• _Problem requirements_: Examine the material below. Gather every line in which the string "that" appears.

• _Supplied data_:
* start *
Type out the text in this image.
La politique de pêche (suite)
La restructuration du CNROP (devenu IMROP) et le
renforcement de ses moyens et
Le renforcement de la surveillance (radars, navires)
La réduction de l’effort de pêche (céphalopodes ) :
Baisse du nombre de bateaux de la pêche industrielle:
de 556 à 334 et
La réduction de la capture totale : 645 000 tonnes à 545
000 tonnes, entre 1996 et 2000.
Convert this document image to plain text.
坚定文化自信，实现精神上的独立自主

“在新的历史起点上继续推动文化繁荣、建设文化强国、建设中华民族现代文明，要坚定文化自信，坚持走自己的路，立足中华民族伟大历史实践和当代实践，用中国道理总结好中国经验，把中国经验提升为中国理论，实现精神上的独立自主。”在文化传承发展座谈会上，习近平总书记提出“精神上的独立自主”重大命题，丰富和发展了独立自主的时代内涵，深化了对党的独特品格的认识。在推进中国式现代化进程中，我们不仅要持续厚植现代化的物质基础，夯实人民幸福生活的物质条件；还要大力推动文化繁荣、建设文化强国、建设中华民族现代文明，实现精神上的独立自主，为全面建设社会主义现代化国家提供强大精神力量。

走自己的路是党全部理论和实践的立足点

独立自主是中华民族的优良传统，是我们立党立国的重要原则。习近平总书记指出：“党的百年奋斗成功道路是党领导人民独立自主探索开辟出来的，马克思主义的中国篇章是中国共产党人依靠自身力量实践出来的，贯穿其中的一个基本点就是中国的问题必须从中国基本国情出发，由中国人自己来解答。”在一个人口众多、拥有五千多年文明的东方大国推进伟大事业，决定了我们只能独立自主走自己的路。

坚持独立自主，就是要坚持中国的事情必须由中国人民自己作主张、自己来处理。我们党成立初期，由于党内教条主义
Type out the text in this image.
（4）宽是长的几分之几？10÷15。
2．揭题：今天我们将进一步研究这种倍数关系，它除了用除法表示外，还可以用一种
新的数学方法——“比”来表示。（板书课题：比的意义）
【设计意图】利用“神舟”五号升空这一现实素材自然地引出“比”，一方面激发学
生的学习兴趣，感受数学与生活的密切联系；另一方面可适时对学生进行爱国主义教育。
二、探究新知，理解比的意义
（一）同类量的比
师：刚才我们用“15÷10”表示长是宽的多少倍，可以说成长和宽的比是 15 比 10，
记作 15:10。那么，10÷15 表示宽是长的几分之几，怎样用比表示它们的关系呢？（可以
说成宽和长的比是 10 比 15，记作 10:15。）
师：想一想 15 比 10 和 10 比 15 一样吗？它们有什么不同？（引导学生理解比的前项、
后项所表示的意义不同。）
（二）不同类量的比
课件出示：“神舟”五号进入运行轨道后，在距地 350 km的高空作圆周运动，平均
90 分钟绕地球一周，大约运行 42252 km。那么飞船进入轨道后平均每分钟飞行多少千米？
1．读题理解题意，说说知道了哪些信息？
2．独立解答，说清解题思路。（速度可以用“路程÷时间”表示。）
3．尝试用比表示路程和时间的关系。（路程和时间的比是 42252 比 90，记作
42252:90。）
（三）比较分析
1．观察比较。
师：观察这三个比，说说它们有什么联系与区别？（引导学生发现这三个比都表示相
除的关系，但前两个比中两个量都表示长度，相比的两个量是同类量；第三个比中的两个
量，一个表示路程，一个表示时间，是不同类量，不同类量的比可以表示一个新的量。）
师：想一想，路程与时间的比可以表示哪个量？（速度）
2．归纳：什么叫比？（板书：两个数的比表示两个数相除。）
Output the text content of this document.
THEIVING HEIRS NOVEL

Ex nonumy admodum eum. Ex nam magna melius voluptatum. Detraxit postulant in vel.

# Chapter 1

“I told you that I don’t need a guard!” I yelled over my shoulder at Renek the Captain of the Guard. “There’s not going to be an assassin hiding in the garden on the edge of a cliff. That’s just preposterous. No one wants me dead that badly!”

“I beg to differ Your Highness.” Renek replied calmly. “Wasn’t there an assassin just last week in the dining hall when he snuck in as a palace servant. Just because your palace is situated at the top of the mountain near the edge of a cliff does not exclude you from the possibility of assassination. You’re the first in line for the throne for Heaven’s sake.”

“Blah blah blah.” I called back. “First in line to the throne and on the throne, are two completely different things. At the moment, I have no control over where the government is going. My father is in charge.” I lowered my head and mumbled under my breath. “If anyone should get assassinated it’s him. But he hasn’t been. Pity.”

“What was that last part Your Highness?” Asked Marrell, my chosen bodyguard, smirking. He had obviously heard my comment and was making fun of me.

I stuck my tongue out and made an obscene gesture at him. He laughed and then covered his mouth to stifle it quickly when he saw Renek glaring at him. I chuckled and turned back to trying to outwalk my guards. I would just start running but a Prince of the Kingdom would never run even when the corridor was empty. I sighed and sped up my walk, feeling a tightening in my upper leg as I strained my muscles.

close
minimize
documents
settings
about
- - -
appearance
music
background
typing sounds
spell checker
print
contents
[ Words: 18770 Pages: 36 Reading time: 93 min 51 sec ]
* end *
• _Completed task_:
“I told you that I don’t need a guard!” I yelled over my shoulder at Renek the Captain of the Guard. “There’s not going to be an assassin hiding in the garden on the edge of a cliff. That’s just preposterous. No one wants me dead that badly!”
“What was that last part Your Highness?” Asked Marrell, my chosen bodyguard, smirking. He had obviously heard my comment and was making fun of me.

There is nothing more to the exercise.